==== Data for this exercise ====

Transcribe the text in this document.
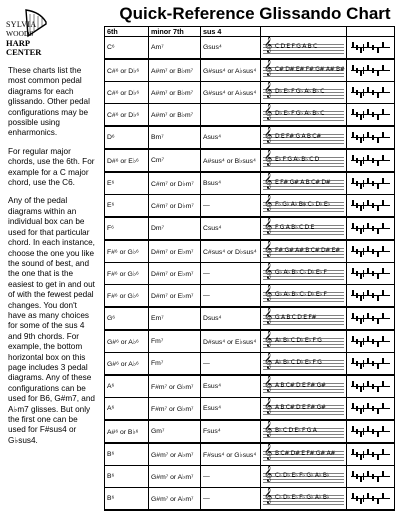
SYLVIA
WOODS
HARP
CENTER
Quick-Reference Glissando Chart

These charts list the most common pedal diagrams for each glissando. Other pedal configurations may be possible using enharmonics.

For regular major chords, use the 6th. For example for a C major chord, use the C6.

Any of the pedal diagrams within an individual box can be used for that particular chord. In each instance, choose the one you like the sound of best, and the one that is the easiest to get in and out of with the fewest pedal changes. You don't have as many choices for some of the sus 4 and 9th chords. For example, the bottom horizontal box on this page includes 3 pedal diagrams. Any of these configurations can be used for B6, G#m7, and A♭m7 glisses. But only the first one can be used for F#sus4 or G♭sus4.

6th	minor 7th	sus 4		
C⁶	Am⁷	Gsus⁴	𝄞 C D E F G A B C	

C#⁶ or D♭⁶	A#m⁷ or B♭m⁷	G#sus⁴ or A♭sus⁴	𝄞 C# D# E# F# G# A# B#	

C#⁶ or D♭⁶	A#m⁷ or B♭m⁷	G#sus⁴ or A♭sus⁴	𝄞 D♭ E♭ F G♭ A♭ B♭ C	

C#⁶ or D♭⁶	A#m⁷ or B♭m⁷		𝄞 D♭ E♭ F G♭ A♭ B♭ C	

D⁶	Bm⁷	Asus⁴	𝄞 D E F# G A B C#	

D#⁶ or E♭⁶	Cm⁷	A#sus⁴ or B♭sus⁴	𝄞 E♭ F G A♭ B♭ C D	

E⁶	C#m⁷ or D♭m⁷	Bsus⁴	𝄞 E F# G# A B C# D#	

E⁶	C#m⁷ or D♭m⁷	—	𝄞 F♭ G♭ A♭ B𝄫 C♭ D♭ E♭	

F⁶	Dm⁷	Csus⁴	𝄞 F G A B♭ C D E	

F#⁶ or G♭⁶	D#m⁷ or E♭m⁷	C#sus⁴ or D♭sus⁴	𝄞 F# G# A# B C# D# E#	

F#⁶ or G♭⁶	D#m⁷ or E♭m⁷	—	𝄞 G♭ A♭ B♭ C♭ D♭ E♭ F	

F#⁶ or G♭⁶	D#m⁷ or E♭m⁷	—	𝄞 G♭ A♭ B♭ C♭ D♭ E♭ F	

G⁶	Em⁷	Dsus⁴	𝄞 G A B C D E F#	

G#⁶ or A♭⁶	Fm⁷	D#sus⁴ or E♭sus⁴	𝄞 A♭ B♭ C D♭ E♭ F G	

G#⁶ or A♭⁶	Fm⁷	—	𝄞 A♭ B♭ C D♭ E♭ F G	

A⁶	F#m⁷ or G♭m⁷	Esus⁴	𝄞 A B C# D E F# G#	

A⁶	F#m⁷ or G♭m⁷	Esus⁴	𝄞 A B C# D E F# G#	

A#⁶ or B♭⁶	Gm⁷	Fsus⁴	𝄞 B♭ C D E♭ F G A	

B⁶	G#m⁷ or A♭m⁷	F#sus⁴ or G♭sus⁴	𝄞 B C# D# E F# G# A#	

B⁶	G#m⁷ or A♭m⁷	—	𝄞 C♭ D♭ E♭ F♭ G♭ A♭ B♭	

B⁶	G#m⁷ or A♭m⁷	—	𝄞 C♭ D♭ E♭ F♭ G♭ A♭ B♭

====

**What is expected**:
Scan the listing above. Gather each line that contains the word "pedal".

**Completed exercise**:
These charts list the most common pedal diagrams for each glissando. Other pedal configurations may be possible using enharmonics.
Any of the pedal diagrams within an individual box can be used for that particular chord. In each instance, choose the one you like the sound of best, and the one that is the easiest to get in and out of with the fewest pedal changes. You don't have as many choices for some of the sus 4 and 9th chords. For example, the bottom horizontal box on this page includes 3 pedal diagrams. Any of these configurations can be used for B6, G#m7, and A♭m7 glisses. But only the first one can be used for F#sus4 or G♭sus4.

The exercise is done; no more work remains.